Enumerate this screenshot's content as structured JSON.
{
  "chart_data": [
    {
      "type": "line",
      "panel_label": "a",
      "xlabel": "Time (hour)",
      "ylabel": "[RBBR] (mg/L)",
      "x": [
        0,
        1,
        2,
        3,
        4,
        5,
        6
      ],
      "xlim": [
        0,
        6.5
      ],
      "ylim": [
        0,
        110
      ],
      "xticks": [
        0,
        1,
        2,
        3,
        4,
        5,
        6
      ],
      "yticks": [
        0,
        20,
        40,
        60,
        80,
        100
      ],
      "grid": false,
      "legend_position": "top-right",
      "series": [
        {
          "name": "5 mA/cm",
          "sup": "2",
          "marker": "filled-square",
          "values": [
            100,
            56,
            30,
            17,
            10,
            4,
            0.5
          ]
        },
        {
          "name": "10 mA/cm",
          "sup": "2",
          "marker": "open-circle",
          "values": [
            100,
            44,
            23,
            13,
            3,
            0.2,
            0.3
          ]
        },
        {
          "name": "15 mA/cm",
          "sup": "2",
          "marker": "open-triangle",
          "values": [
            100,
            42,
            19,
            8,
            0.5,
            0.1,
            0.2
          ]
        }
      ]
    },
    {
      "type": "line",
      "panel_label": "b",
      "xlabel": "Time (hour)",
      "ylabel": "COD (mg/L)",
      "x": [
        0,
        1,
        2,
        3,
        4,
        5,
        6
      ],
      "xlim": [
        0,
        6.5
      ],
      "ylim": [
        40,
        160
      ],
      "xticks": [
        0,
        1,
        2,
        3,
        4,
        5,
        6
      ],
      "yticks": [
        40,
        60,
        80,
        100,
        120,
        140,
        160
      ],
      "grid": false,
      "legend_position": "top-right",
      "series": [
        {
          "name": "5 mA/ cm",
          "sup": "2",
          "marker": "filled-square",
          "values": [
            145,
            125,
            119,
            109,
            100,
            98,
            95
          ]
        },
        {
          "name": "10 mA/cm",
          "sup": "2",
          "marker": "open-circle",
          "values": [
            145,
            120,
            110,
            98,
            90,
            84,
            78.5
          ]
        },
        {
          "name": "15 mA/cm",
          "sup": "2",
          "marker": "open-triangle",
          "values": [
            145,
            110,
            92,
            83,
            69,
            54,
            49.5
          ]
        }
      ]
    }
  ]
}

# # #

[What is expected] All the data must be duplicated exactly, with nothing added or removed.

[Written reply]
Enumerate this screenshot's content as structured JSON.
{
  "chart_data": [
    {
      "type": "line",
      "panel_label": "a",
      "xlabel": "Time (hour)",
      "ylabel": "[RBBR] (mg/L)",
      "x": [
        0,
        1,
        2,
        3,
        4,
        5,
        6
      ],
      "xlim": [
        0,
        6.5
      ],
      "ylim": [
        0,
        110
      ],
      "xticks": [
        0,
        1,
        2,
        3,
        4,
        5,
        6
      ],
      "yticks": [
        0,
        20,
        40,
        60,
        80,
        100
      ],
      "grid": false,
      "legend_position": "top-right",
      "series": [
        {
          "name": "5 mA/cm",
          "sup": "2",
          "marker": "filled-square",
          "values": [
            100,
            56,
            30,
            17,
            10,
            4,
            0.5
          ]
        },
        {
          "name": "10 mA/cm",
          "sup": "2",
          "marker": "open-circle",
          "values": [
            100,
            44,
            23,
            13,
            3,
            0.2,
            0.3
          ]
        },
        {
          "name": "15 mA/cm",
          "sup": "2",
          "marker": "open-triangle",
          "values": [
            100,
            42,
            19,
            8,
            0.5,
            0.1,
            0.2
          ]
        }
      ]
    },
    {
      "type": "line",
      "panel_label": "b",
      "xlabel": "Time (hour)",
      "ylabel": "COD (mg/L)",
      "x": [
        0,
        1,
        2,
        3,
        4,
        5,
        6
      ],
      "xlim": [
        0,
        6.5
      ],
      "ylim": [
        40,
        160
      ],
      "xticks": [
        0,
        1,
        2,
        3,
        4,
        5,
        6
      ],
      "yticks": [
        40,
        60,
        80,
        100,
        120,
        140,
        160
      ],
      "grid": false,
      "legend_position": "top-right",
      "series": [
        {
          "name": "5 mA/ cm",
          "sup": "2",
          "marker": "filled-square",
          "values": [
            145,
            125,
            119,
            109,
            100,
            98,
            95
          ]
        },
        {
          "name": "10 mA/cm",
          "sup": "2",
          "marker": "open-circle",
          "values": [
            145,
            120,
            110,
            98,
            90,
            84,
            78.5
          ]
        },
        {
          "name": "15 mA/cm",
          "sup": "2",
          "marker": "open-triangle",
          "values": [
            145,
            110,
            92,
            83,
            69,
            54,
            49.5
          ]
        }
      ]
    }
  ]
}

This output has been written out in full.